__DATASET RECORDS__:
......

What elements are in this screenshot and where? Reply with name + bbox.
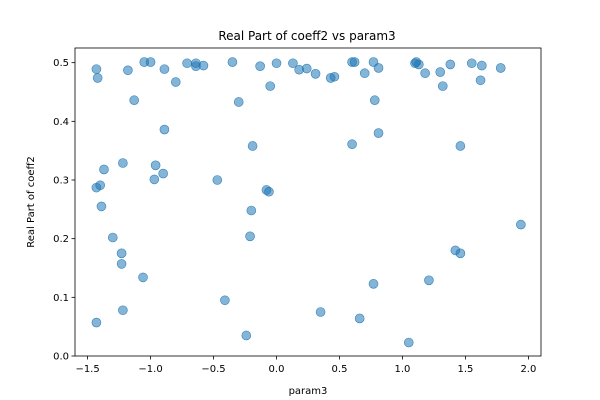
data-point xyxy=(424,275,434,286)
x-tick-label: 1.0 xyxy=(395,364,411,375)
x-tick-label: −1.5 xyxy=(75,364,99,375)
data-point xyxy=(116,248,127,259)
data-point xyxy=(347,139,357,150)
data-point xyxy=(329,71,340,82)
data-point xyxy=(373,128,384,138)
data-point xyxy=(107,232,118,243)
data-point xyxy=(516,219,526,230)
data-point xyxy=(118,158,128,168)
data-point xyxy=(245,231,255,242)
data-point xyxy=(369,95,380,106)
data-point xyxy=(150,160,161,171)
data-point xyxy=(198,60,209,71)
data-point xyxy=(315,307,326,317)
data-point xyxy=(310,69,321,79)
data-point xyxy=(288,58,298,69)
data-point xyxy=(182,58,192,69)
data-point xyxy=(403,337,414,348)
data-point xyxy=(91,64,102,74)
data-point xyxy=(212,175,223,185)
data-point xyxy=(170,77,181,87)
y-tick-label: 0.2 xyxy=(53,234,69,245)
y-tick-label: 0.4 xyxy=(53,117,69,128)
data-point xyxy=(437,81,448,91)
data-point xyxy=(220,295,230,306)
x-axis-label: param3 xyxy=(289,386,328,397)
x-tick-label: −1.0 xyxy=(138,364,162,375)
data-point xyxy=(359,68,370,79)
data-point xyxy=(466,58,477,69)
data-point xyxy=(246,205,257,216)
data-point xyxy=(91,317,102,328)
data-point xyxy=(247,141,258,151)
x-tick-label: −0.5 xyxy=(201,364,225,375)
data-point xyxy=(255,61,265,71)
data-point xyxy=(265,81,276,91)
data-point xyxy=(455,141,466,151)
data-point xyxy=(420,68,430,79)
plot-area-frame xyxy=(74,47,542,357)
data-point xyxy=(99,164,109,175)
data-point xyxy=(138,272,148,283)
data-point xyxy=(159,64,170,74)
y-tick-label: 0.3 xyxy=(53,176,69,187)
data-point xyxy=(495,63,506,73)
data-point xyxy=(301,63,312,74)
data-point xyxy=(96,201,107,212)
data-point xyxy=(435,67,446,77)
data-point xyxy=(227,57,238,67)
data-point xyxy=(414,59,424,70)
data-point xyxy=(123,65,133,76)
data-point xyxy=(264,186,274,197)
x-axis: −1.5 −1.0 −0.5 0.0 0.5 1.0 1.5 2.0 xyxy=(75,356,536,375)
points-layer xyxy=(91,57,526,348)
data-point xyxy=(118,305,128,316)
data-point xyxy=(354,313,365,324)
y-tick-label: 0.1 xyxy=(53,293,69,304)
y-tick-label: 0.5 xyxy=(53,58,69,69)
x-tick-label: 1.5 xyxy=(457,364,473,375)
data-point xyxy=(233,97,244,107)
data-point xyxy=(149,174,160,185)
y-tick-label: 0.0 xyxy=(53,352,69,363)
data-point xyxy=(477,60,487,71)
data-point xyxy=(373,63,384,73)
data-point xyxy=(475,75,486,86)
x-tick-label: 2.0 xyxy=(520,364,536,375)
data-point xyxy=(241,330,252,341)
y-axis: 0.0 0.1 0.2 0.3 0.4 0.5 xyxy=(53,58,75,363)
x-tick-label: 0.5 xyxy=(332,364,348,375)
data-point xyxy=(271,58,282,69)
data-point xyxy=(116,259,127,269)
data-point xyxy=(129,95,139,106)
data-point xyxy=(349,57,360,67)
data-point xyxy=(158,168,168,179)
data-point xyxy=(368,279,379,289)
data-point xyxy=(145,57,156,67)
data-point xyxy=(92,73,103,83)
y-axis-label: Real Part of coeff2 xyxy=(26,156,37,248)
data-point xyxy=(455,248,466,259)
data-point xyxy=(95,180,105,191)
data-point xyxy=(159,124,170,135)
x-tick-label: 0.0 xyxy=(269,364,285,375)
data-point xyxy=(445,59,456,70)
chart-title: Real Part of coeff2 vs param3 xyxy=(218,29,395,43)
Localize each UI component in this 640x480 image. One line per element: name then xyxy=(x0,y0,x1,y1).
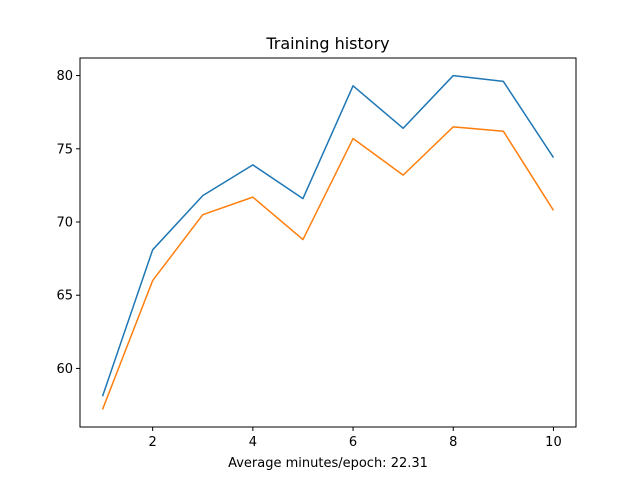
x-tick-label: 2 xyxy=(149,435,157,450)
plot-frame xyxy=(79,57,577,428)
series-line-1 xyxy=(101,74,555,397)
y-tick-label: 75 xyxy=(56,142,73,157)
y-tick-label: 70 xyxy=(56,216,73,231)
y-tick-label: 60 xyxy=(56,362,73,377)
x-tick-label: 4 xyxy=(249,435,257,450)
series-line-2 xyxy=(101,126,555,410)
x-axis-label: Average minutes/epoch: 22.31 xyxy=(228,456,428,471)
x-tick-label: 8 xyxy=(449,435,457,450)
y-tick-label: 80 xyxy=(56,69,73,84)
y-tick-label: 65 xyxy=(56,289,73,304)
x-tick-label: 10 xyxy=(545,435,562,450)
chart-title: Training history xyxy=(265,34,389,53)
plot-layer: 2 4 6 8 10 60 65 70 75 80 xyxy=(56,69,561,450)
x-tick-label: 6 xyxy=(349,435,357,450)
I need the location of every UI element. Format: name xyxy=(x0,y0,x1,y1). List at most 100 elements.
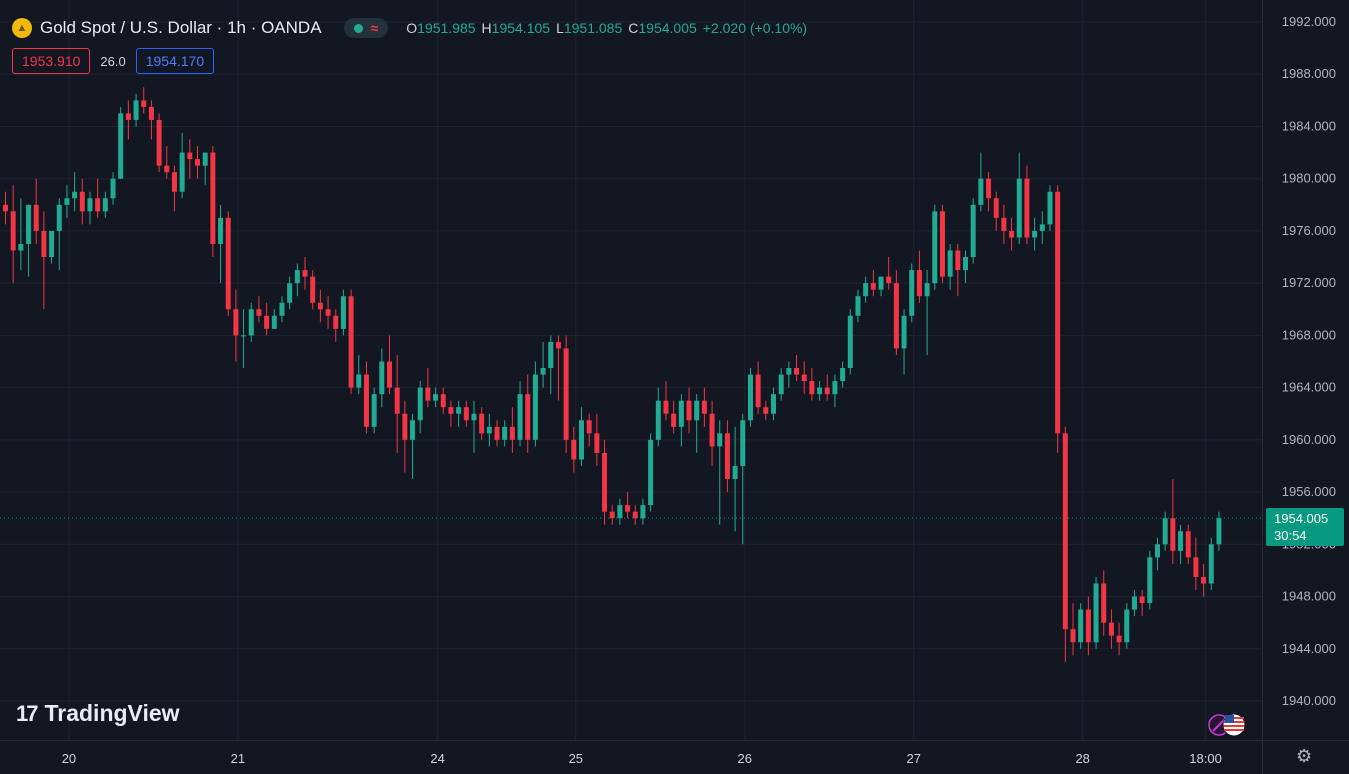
settings-icon[interactable]: ⚙ xyxy=(1296,746,1313,766)
candle[interactable] xyxy=(241,309,247,369)
market-status-pill[interactable]: ≈ xyxy=(343,18,389,38)
candle[interactable] xyxy=(164,146,170,179)
candle[interactable] xyxy=(617,498,623,525)
candle[interactable] xyxy=(632,505,638,525)
candle[interactable] xyxy=(1178,524,1184,564)
candle[interactable] xyxy=(41,211,47,310)
candle[interactable] xyxy=(471,400,477,453)
candle[interactable] xyxy=(294,263,300,297)
candle[interactable] xyxy=(463,400,469,427)
candle[interactable] xyxy=(56,198,62,271)
candle[interactable] xyxy=(1139,590,1145,617)
candle[interactable] xyxy=(540,341,546,388)
candle[interactable] xyxy=(509,407,515,453)
candle[interactable] xyxy=(1093,576,1099,649)
candle[interactable] xyxy=(701,387,707,427)
candle[interactable] xyxy=(694,394,700,453)
candle[interactable] xyxy=(363,361,369,434)
candle[interactable] xyxy=(870,270,876,297)
candle[interactable] xyxy=(402,400,408,473)
candle[interactable] xyxy=(425,368,431,408)
candle[interactable] xyxy=(847,309,853,375)
candle[interactable] xyxy=(72,172,78,212)
candle[interactable] xyxy=(986,172,992,212)
candle[interactable] xyxy=(886,257,892,290)
candle[interactable] xyxy=(340,289,346,336)
candle[interactable] xyxy=(187,139,193,179)
candle[interactable] xyxy=(579,407,584,466)
candle[interactable] xyxy=(863,276,869,303)
candle[interactable] xyxy=(740,413,746,545)
candle[interactable] xyxy=(1208,537,1214,591)
candle[interactable] xyxy=(1147,550,1153,610)
candle[interactable] xyxy=(448,400,454,427)
candle[interactable] xyxy=(978,152,984,212)
candle[interactable] xyxy=(233,289,239,362)
candle[interactable] xyxy=(202,152,208,186)
candle[interactable] xyxy=(440,387,446,414)
candle[interactable] xyxy=(794,354,800,382)
candle[interactable] xyxy=(225,211,231,316)
candle[interactable] xyxy=(532,361,538,447)
candle[interactable] xyxy=(79,178,85,225)
candle[interactable] xyxy=(1047,185,1053,231)
candle[interactable] xyxy=(1024,165,1030,244)
candle[interactable] xyxy=(410,413,416,480)
candle[interactable] xyxy=(1062,426,1068,662)
candle[interactable] xyxy=(893,270,899,355)
candle[interactable] xyxy=(1185,524,1191,564)
candle[interactable] xyxy=(333,309,339,342)
candle[interactable] xyxy=(195,146,200,179)
candle[interactable] xyxy=(840,361,846,388)
candle[interactable] xyxy=(110,172,116,205)
candle[interactable] xyxy=(502,420,508,447)
candle[interactable] xyxy=(909,263,915,323)
candle[interactable] xyxy=(310,270,316,310)
candle[interactable] xyxy=(95,178,101,218)
candle[interactable] xyxy=(755,361,761,414)
candle[interactable] xyxy=(1016,152,1022,244)
candle[interactable] xyxy=(64,185,70,218)
candle[interactable] xyxy=(924,270,930,355)
candle[interactable] xyxy=(1001,204,1007,244)
candle[interactable] xyxy=(648,433,654,512)
candle[interactable] xyxy=(709,400,715,466)
candle[interactable] xyxy=(663,381,669,421)
candle[interactable] xyxy=(302,257,308,290)
candle[interactable] xyxy=(179,132,185,199)
candle[interactable] xyxy=(256,296,262,323)
candle[interactable] xyxy=(640,498,646,525)
candle[interactable] xyxy=(33,178,39,244)
candle[interactable] xyxy=(525,374,531,453)
candle[interactable] xyxy=(279,296,285,323)
candle[interactable] xyxy=(356,354,362,395)
candle[interactable] xyxy=(563,335,569,453)
candle[interactable] xyxy=(824,374,830,401)
candle[interactable] xyxy=(1055,185,1061,453)
candle[interactable] xyxy=(717,420,723,525)
candle[interactable] xyxy=(1108,609,1114,649)
candle[interactable] xyxy=(156,113,162,173)
candle[interactable] xyxy=(1009,217,1015,251)
candle[interactable] xyxy=(456,400,462,427)
candle[interactable] xyxy=(786,361,792,388)
candle[interactable] xyxy=(1085,596,1091,656)
candle[interactable] xyxy=(379,348,385,408)
candle[interactable] xyxy=(1162,511,1168,551)
candle[interactable] xyxy=(916,250,922,303)
candle[interactable] xyxy=(1131,590,1137,617)
candle[interactable] xyxy=(348,289,354,395)
candle[interactable] xyxy=(271,309,277,329)
candle[interactable] xyxy=(732,426,738,532)
candle[interactable] xyxy=(1170,479,1176,564)
candle[interactable] xyxy=(1070,603,1076,656)
candle[interactable] xyxy=(3,191,8,225)
candle[interactable] xyxy=(555,335,561,401)
candle[interactable] xyxy=(625,492,631,519)
candle[interactable] xyxy=(1032,217,1038,251)
candle[interactable] xyxy=(1201,563,1207,597)
candle[interactable] xyxy=(1193,537,1199,591)
sell-button[interactable]: 1953.910 xyxy=(12,48,91,74)
candle[interactable] xyxy=(517,381,523,447)
candle[interactable] xyxy=(671,400,677,434)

......

__YOUR OBJECTIVE__: Pull out every line of the entries above that contains the word "title", matching its case exactly.

__SOLUTION FOR THIS TASK__:
chart-title: Real Part of coeff2 vs param3 xyxy=(218,29,395,43)
chart-title: Training history xyxy=(265,34,389,53)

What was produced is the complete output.